### EXCERPTED RECORDS:
__________

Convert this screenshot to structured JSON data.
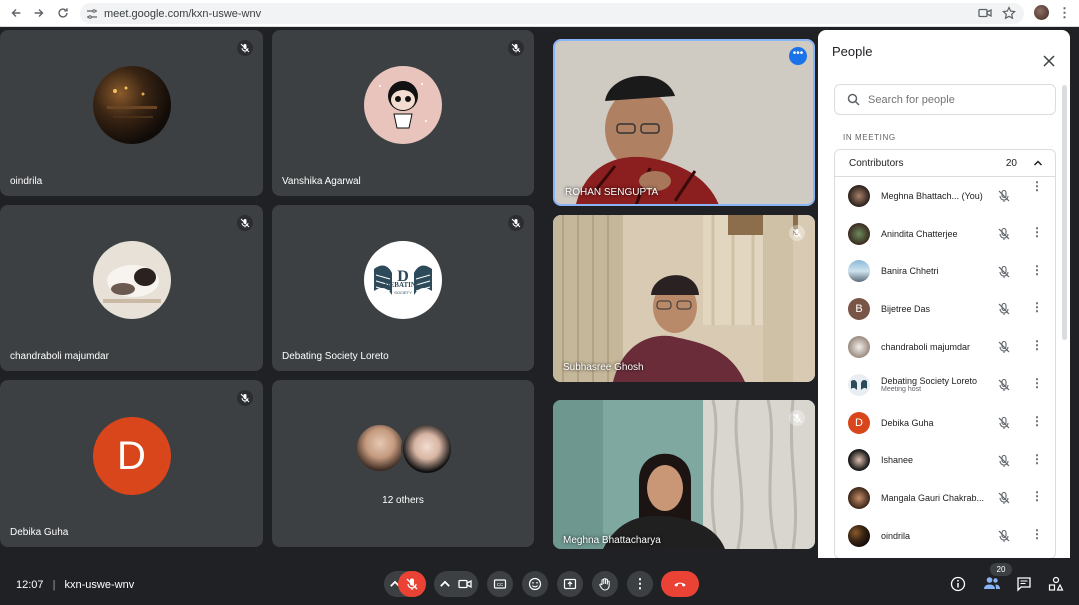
{
  "browser": {
    "url": "meet.google.com/kxn-uswe-wnv"
  },
  "tiles": [
    {
      "name": "oindrila"
    },
    {
      "name": "Vanshika Agarwal"
    },
    {
      "name": "ROHAN SENGUPTA"
    },
    {
      "name": "chandraboli majumdar"
    },
    {
      "name": "Debating Society Loreto"
    },
    {
      "name": "Subhasree Ghosh"
    },
    {
      "name": "Debika Guha",
      "initial": "D"
    },
    {
      "name": "12 others"
    },
    {
      "name": "Meghna Bhattacharya"
    }
  ],
  "debating_logo": {
    "line1": "DEBATING",
    "line2": "SOCIETY"
  },
  "panel": {
    "title": "People",
    "search_placeholder": "Search for people",
    "section_label": "IN MEETING",
    "group_label": "Contributors",
    "group_count": "20",
    "people": [
      {
        "name": "Meghna Bhattach...",
        "tag": "(You)",
        "sub": ""
      },
      {
        "name": "Anindita Chatterjee",
        "sub": ""
      },
      {
        "name": "Banira Chhetri",
        "sub": ""
      },
      {
        "name": "Bijetree Das",
        "initial": "B",
        "sub": ""
      },
      {
        "name": "chandraboli majumdar",
        "sub": ""
      },
      {
        "name": "Debating Society Loreto",
        "sub": "Meeting host"
      },
      {
        "name": "Debika Guha",
        "initial": "D",
        "sub": ""
      },
      {
        "name": "Ishanee",
        "sub": ""
      },
      {
        "name": "Mangala Gauri Chakrab...",
        "sub": ""
      },
      {
        "name": "oindrila",
        "sub": ""
      }
    ]
  },
  "bottom": {
    "time": "12:07",
    "separator": "|",
    "meeting_code": "kxn-uswe-wnv",
    "people_badge": "20"
  },
  "colors": {
    "accent_blue": "#1a73e8",
    "end_call_red": "#ea4335",
    "tile_bg": "#3c4043",
    "stage_bg": "#202124"
  }
}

__________

### TASK TO COMPLETE:
Check each line of the records for the word "uswe", and show the lines that contain it.

### RESPONSE TO THE TASK:
    "url": "meet.google.com/kxn-uswe-wnv"
    "meeting_code": "kxn-uswe-wnv",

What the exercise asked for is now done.